** Start DATA SUPPLIED **

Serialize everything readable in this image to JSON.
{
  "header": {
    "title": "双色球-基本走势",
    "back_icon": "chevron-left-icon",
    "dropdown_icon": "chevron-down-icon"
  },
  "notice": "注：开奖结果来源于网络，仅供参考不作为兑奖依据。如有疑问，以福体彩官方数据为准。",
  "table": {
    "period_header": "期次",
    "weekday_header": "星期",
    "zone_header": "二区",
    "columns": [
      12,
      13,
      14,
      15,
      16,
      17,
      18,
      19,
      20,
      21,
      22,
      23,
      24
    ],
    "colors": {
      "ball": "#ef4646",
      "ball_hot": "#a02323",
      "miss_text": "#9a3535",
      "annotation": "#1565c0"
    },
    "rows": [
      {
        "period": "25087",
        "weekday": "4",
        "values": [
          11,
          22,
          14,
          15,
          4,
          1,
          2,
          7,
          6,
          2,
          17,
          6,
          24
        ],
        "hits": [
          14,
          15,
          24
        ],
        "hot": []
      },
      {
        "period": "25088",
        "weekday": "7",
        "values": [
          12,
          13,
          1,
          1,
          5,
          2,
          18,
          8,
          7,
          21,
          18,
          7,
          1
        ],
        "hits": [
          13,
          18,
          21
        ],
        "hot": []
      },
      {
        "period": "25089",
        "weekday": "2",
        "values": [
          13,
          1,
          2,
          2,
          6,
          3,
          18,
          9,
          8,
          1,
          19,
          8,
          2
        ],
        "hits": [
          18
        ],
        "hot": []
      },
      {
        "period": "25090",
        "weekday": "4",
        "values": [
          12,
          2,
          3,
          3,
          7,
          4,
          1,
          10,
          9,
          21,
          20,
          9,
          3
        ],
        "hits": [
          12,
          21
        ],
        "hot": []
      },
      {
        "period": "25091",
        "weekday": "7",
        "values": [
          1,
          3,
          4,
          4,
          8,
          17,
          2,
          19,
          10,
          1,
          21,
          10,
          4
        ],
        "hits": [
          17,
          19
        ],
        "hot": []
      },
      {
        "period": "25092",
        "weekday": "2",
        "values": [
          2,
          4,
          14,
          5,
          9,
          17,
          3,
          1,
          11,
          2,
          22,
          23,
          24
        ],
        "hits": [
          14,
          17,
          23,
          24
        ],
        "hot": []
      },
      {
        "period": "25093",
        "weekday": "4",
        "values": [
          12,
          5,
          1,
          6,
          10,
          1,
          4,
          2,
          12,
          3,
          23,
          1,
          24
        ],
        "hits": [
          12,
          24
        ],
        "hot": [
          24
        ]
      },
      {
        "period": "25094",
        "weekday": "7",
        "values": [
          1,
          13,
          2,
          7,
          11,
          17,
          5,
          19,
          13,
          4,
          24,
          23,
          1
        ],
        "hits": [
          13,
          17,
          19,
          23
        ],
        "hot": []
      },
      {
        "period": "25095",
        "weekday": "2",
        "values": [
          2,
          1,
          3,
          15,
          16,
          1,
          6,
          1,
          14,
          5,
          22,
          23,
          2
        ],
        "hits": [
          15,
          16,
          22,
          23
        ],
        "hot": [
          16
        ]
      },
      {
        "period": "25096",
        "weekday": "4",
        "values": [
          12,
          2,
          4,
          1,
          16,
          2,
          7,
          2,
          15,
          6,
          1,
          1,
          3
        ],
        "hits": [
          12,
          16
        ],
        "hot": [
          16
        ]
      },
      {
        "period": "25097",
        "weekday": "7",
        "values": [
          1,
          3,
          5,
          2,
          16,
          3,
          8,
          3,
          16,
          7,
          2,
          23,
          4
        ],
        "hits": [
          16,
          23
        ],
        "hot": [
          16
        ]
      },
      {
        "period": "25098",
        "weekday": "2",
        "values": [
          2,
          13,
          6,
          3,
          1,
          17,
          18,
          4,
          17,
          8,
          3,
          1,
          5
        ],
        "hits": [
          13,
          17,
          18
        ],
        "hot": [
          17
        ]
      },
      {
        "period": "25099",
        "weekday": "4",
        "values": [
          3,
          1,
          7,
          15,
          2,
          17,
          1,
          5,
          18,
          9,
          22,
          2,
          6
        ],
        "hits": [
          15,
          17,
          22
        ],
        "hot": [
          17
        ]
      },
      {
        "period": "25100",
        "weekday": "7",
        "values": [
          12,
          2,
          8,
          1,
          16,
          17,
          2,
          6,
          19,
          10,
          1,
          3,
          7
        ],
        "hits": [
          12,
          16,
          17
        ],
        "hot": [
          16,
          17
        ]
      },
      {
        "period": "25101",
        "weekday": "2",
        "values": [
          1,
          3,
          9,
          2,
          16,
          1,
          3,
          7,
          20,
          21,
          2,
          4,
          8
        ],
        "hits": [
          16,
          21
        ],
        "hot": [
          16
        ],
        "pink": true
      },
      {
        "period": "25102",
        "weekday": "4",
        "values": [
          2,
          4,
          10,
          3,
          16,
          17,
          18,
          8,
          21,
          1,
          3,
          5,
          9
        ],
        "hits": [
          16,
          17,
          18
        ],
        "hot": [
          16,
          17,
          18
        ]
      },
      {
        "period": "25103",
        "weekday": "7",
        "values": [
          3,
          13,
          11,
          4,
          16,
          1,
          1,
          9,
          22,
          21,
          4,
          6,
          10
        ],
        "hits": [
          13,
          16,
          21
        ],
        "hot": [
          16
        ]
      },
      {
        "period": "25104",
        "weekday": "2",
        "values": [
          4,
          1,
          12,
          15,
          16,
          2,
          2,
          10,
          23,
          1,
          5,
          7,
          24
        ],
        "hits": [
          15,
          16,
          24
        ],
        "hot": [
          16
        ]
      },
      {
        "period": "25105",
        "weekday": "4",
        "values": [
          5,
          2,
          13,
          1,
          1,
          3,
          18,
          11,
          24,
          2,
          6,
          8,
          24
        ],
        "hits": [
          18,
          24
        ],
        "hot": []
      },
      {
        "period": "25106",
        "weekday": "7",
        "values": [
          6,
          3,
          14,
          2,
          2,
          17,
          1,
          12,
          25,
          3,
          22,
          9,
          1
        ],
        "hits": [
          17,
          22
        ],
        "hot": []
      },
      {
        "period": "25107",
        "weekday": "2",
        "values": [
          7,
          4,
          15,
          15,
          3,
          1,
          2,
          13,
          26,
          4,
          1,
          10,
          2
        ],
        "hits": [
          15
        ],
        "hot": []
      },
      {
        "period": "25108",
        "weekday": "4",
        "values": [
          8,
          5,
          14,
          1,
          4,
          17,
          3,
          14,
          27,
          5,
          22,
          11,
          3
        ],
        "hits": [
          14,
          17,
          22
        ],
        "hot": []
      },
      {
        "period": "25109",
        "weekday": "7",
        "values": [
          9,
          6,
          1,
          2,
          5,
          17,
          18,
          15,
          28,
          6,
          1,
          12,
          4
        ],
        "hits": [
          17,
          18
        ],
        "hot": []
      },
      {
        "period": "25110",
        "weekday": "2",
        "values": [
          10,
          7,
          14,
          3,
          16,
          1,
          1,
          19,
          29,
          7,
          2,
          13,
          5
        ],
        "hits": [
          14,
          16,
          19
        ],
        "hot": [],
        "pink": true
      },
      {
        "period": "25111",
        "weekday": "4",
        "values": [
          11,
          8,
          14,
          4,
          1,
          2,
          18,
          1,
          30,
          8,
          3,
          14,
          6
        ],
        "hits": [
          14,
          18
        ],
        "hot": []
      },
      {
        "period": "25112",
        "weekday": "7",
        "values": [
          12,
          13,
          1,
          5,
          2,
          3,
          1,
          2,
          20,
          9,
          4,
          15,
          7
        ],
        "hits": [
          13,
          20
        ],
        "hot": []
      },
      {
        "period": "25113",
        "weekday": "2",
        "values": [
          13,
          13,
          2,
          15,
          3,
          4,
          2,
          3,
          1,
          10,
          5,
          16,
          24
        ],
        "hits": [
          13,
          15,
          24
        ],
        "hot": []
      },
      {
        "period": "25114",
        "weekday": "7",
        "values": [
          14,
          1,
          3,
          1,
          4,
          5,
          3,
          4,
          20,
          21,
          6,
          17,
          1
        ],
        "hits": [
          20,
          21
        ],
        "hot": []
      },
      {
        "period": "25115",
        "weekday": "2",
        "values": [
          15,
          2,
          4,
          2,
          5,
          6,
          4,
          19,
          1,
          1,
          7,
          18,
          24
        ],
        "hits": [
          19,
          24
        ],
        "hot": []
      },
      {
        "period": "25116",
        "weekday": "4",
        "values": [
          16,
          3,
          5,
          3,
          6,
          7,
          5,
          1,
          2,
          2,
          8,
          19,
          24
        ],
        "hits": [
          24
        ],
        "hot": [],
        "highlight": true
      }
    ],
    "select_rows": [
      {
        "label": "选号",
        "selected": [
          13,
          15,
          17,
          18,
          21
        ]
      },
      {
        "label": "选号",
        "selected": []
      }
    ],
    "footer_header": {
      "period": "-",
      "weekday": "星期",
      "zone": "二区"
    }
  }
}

** End DATA SUPPLIED **

AIM
Say how many lines of the data include the word "chevron". Nothing other than the number should be given.

SOLUTION FOR THIS EXERCISE
2